**Given instruction**:
Restate the full listing word for word and leave the pictures out.

**Dataset extract**:
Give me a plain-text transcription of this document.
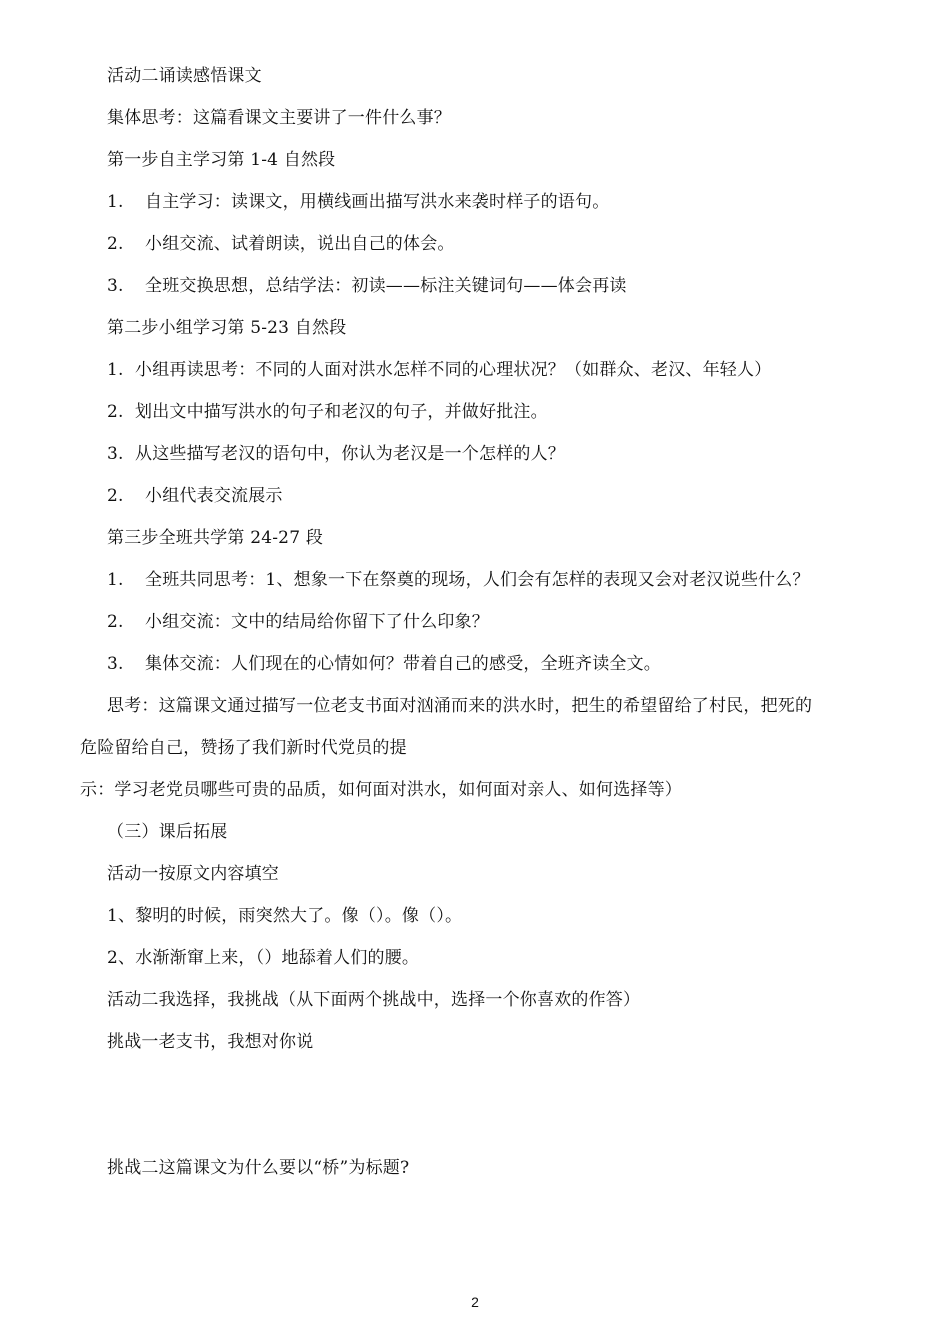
活动二诵读感悟课文
集体思考：这篇看课文主要讲了一件什么事？
第一步自主学习第 1-4 自然段
1. 自主学习：读课文，用横线画出描写洪水来袭时样子的语句。
2. 小组交流、试着朗读，说出自己的体会。
3. 全班交换思想，总结学法：初读——标注关键词句——体会再读
第二步小组学习第 5-23 自然段
1. 小组再读思考：不同的人面对洪水怎样不同的心理状况？（如群众、老汉、年轻人）
2. 划出文中描写洪水的句子和老汉的句子，并做好批注。
3. 从这些描写老汉的语句中，你认为老汉是一个怎样的人？
2. 小组代表交流展示
第三步全班共学第 24-27 段
1. 全班共同思考：1、想象一下在祭奠的现场，人们会有怎样的表现又会对老汉说些什么？
2. 小组交流：文中的结局给你留下了什么印象？
3. 集体交流：人们现在的心情如何？带着自己的感受，全班齐读全文。
思考：这篇课文通过描写一位老支书面对汹涌而来的洪水时，把生的希望留给了村民，把死的
危险留给自己，赞扬了我们新时代党员的提
示：学习老党员哪些可贵的品质，如何面对洪水，如何面对亲人、如何选择等）
（三）课后拓展
活动一按原文内容填空
1、黎明的时候，雨突然大了。像（）。像（）。
2、水渐渐窜上来，（）地舔着人们的腰。
活动二我选择，我挑战（从下面两个挑战中，选择一个你喜欢的作答）
挑战一老支书，我想对你说
挑战二这篇课文为什么要以“桥”为标题?
2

**Task solution**:
Give me a plain-text transcription of this document.
活动二诵读感悟课文
集体思考：这篇看课文主要讲了一件什么事？
第一步自主学习第 1-4 自然段
1. 自主学习：读课文，用横线画出描写洪水来袭时样子的语句。
2. 小组交流、试着朗读，说出自己的体会。
3. 全班交换思想，总结学法：初读——标注关键词句——体会再读
第二步小组学习第 5-23 自然段
1. 小组再读思考：不同的人面对洪水怎样不同的心理状况？（如群众、老汉、年轻人）
2. 划出文中描写洪水的句子和老汉的句子，并做好批注。
3. 从这些描写老汉的语句中，你认为老汉是一个怎样的人？
2. 小组代表交流展示
第三步全班共学第 24-27 段
1. 全班共同思考：1、想象一下在祭奠的现场，人们会有怎样的表现又会对老汉说些什么？
2. 小组交流：文中的结局给你留下了什么印象？
3. 集体交流：人们现在的心情如何？带着自己的感受，全班齐读全文。
思考：这篇课文通过描写一位老支书面对汹涌而来的洪水时，把生的希望留给了村民，把死的
危险留给自己，赞扬了我们新时代党员的提
示：学习老党员哪些可贵的品质，如何面对洪水，如何面对亲人、如何选择等）
（三）课后拓展
活动一按原文内容填空
1、黎明的时候，雨突然大了。像（）。像（）。
2、水渐渐窜上来，（）地舔着人们的腰。
活动二我选择，我挑战（从下面两个挑战中，选择一个你喜欢的作答）
挑战一老支书，我想对你说
挑战二这篇课文为什么要以“桥”为标题?
2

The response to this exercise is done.